Dataset entries
═══

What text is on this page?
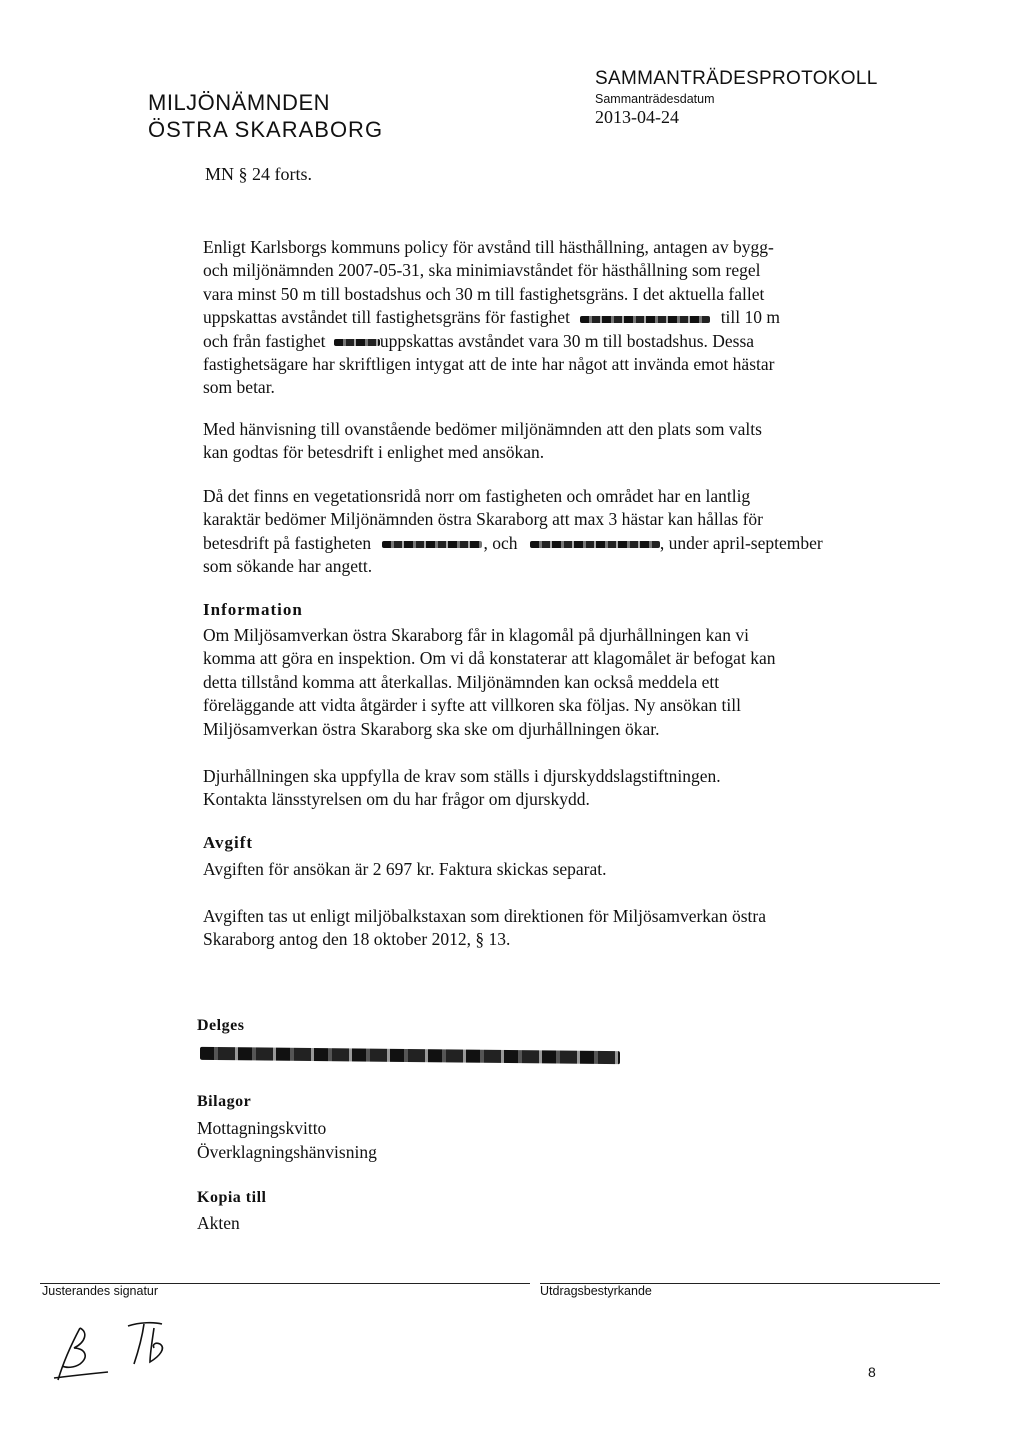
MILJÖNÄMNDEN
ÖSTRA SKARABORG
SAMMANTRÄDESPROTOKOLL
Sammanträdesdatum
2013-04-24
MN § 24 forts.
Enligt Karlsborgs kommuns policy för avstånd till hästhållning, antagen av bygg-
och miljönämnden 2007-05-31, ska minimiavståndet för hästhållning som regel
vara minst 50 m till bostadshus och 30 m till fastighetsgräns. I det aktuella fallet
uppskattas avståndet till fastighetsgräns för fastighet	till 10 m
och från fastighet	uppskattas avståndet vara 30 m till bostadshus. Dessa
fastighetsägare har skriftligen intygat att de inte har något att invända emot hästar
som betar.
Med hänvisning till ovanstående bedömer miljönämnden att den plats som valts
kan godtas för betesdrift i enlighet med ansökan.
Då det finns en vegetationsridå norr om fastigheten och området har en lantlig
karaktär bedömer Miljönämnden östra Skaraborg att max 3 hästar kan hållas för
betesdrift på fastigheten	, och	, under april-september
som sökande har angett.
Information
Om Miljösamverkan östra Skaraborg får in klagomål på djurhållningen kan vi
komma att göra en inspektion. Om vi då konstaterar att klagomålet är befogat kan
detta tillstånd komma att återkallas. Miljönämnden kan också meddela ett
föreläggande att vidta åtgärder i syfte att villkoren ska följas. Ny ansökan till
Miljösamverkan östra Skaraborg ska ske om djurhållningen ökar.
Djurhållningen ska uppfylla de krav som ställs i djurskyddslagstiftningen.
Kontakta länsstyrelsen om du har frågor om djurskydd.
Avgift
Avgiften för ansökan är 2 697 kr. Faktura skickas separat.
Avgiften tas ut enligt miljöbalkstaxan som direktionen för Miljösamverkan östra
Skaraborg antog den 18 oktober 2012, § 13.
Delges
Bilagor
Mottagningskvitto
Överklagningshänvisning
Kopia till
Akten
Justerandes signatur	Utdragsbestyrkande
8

═══

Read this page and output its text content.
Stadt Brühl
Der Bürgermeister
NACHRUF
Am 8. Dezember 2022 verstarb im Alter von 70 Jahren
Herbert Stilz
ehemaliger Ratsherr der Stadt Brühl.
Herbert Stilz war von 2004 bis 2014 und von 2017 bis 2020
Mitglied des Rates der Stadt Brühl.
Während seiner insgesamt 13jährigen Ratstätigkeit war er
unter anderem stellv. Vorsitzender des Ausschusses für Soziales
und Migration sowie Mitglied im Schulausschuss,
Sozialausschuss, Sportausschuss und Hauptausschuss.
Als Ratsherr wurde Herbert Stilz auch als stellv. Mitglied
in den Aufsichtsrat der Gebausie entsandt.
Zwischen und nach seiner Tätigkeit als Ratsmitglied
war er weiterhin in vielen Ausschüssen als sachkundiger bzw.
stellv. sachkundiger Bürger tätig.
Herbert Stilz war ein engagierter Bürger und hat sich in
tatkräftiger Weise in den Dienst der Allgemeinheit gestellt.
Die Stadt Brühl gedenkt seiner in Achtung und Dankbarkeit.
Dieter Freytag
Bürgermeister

═══

* Directive
Select all lines with the word "ansökan" from the entries above.

* Response
kan godtas för betesdrift i enlighet med ansökan.
föreläggande att vidta åtgärder i syfte att villkoren ska följas. Ny ansökan till
Avgiften för ansökan är 2 697 kr. Faktura skickas separat.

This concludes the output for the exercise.